What to do: Copy every record word for word.

Extracted records:
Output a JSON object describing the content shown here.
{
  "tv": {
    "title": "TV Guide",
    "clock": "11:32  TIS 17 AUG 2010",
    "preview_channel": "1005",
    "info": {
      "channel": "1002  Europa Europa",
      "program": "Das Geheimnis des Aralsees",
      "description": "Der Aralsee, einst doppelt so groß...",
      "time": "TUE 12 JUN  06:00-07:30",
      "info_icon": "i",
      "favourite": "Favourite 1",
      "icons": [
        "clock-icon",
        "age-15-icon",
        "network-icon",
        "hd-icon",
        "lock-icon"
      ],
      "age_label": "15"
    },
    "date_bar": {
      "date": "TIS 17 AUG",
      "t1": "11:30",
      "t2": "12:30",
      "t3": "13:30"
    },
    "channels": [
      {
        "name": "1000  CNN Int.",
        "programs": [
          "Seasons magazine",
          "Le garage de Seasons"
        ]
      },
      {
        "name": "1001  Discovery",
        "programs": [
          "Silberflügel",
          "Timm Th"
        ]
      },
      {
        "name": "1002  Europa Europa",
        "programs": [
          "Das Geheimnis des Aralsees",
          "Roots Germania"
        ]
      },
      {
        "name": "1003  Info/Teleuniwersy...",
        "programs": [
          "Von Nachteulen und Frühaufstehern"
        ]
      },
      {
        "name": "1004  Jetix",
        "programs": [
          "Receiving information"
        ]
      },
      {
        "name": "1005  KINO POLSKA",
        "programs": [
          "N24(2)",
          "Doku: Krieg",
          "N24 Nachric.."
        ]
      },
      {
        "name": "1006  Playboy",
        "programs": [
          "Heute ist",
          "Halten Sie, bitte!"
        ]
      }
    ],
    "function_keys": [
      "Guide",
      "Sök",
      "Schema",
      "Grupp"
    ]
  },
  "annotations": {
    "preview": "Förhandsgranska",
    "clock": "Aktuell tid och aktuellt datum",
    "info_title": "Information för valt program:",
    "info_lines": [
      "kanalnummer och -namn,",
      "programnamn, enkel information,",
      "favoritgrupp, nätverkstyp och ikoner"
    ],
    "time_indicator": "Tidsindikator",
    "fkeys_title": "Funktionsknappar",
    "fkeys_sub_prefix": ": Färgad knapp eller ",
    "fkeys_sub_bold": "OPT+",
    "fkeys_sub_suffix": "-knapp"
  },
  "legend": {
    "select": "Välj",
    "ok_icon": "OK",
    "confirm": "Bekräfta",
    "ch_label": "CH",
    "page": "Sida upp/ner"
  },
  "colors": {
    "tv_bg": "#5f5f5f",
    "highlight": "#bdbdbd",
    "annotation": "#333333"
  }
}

Answer to this exercise:
Output a JSON object describing the content shown here.
{
  "tv": {
    "title": "TV Guide",
    "clock": "11:32  TIS 17 AUG 2010",
    "preview_channel": "1005",
    "info": {
      "channel": "1002  Europa Europa",
      "program": "Das Geheimnis des Aralsees",
      "description": "Der Aralsee, einst doppelt so groß...",
      "time": "TUE 12 JUN  06:00-07:30",
      "info_icon": "i",
      "favourite": "Favourite 1",
      "icons": [
        "clock-icon",
        "age-15-icon",
        "network-icon",
        "hd-icon",
        "lock-icon"
      ],
      "age_label": "15"
    },
    "date_bar": {
      "date": "TIS 17 AUG",
      "t1": "11:30",
      "t2": "12:30",
      "t3": "13:30"
    },
    "channels": [
      {
        "name": "1000  CNN Int.",
        "programs": [
          "Seasons magazine",
          "Le garage de Seasons"
        ]
      },
      {
        "name": "1001  Discovery",
        "programs": [
          "Silberflügel",
          "Timm Th"
        ]
      },
      {
        "name": "1002  Europa Europa",
        "programs": [
          "Das Geheimnis des Aralsees",
          "Roots Germania"
        ]
      },
      {
        "name": "1003  Info/Teleuniwersy...",
        "programs": [
          "Von Nachteulen und Frühaufstehern"
        ]
      },
      {
        "name": "1004  Jetix",
        "programs": [
          "Receiving information"
        ]
      },
      {
        "name": "1005  KINO POLSKA",
        "programs": [
          "N24(2)",
          "Doku: Krieg",
          "N24 Nachric.."
        ]
      },
      {
        "name": "1006  Playboy",
        "programs": [
          "Heute ist",
          "Halten Sie, bitte!"
        ]
      }
    ],
    "function_keys": [
      "Guide",
      "Sök",
      "Schema",
      "Grupp"
    ]
  },
  "annotations": {
    "preview": "Förhandsgranska",
    "clock": "Aktuell tid och aktuellt datum",
    "info_title": "Information för valt program:",
    "info_lines": [
      "kanalnummer och -namn,",
      "programnamn, enkel information,",
      "favoritgrupp, nätverkstyp och ikoner"
    ],
    "time_indicator": "Tidsindikator",
    "fkeys_title": "Funktionsknappar",
    "fkeys_sub_prefix": ": Färgad knapp eller ",
    "fkeys_sub_bold": "OPT+",
    "fkeys_sub_suffix": "-knapp"
  },
  "legend": {
    "select": "Välj",
    "ok_icon": "OK",
    "confirm": "Bekräfta",
    "ch_label": "CH",
    "page": "Sida upp/ner"
  },
  "colors": {
    "tv_bg": "#5f5f5f",
    "highlight": "#bdbdbd",
    "annotation": "#333333"
  }
}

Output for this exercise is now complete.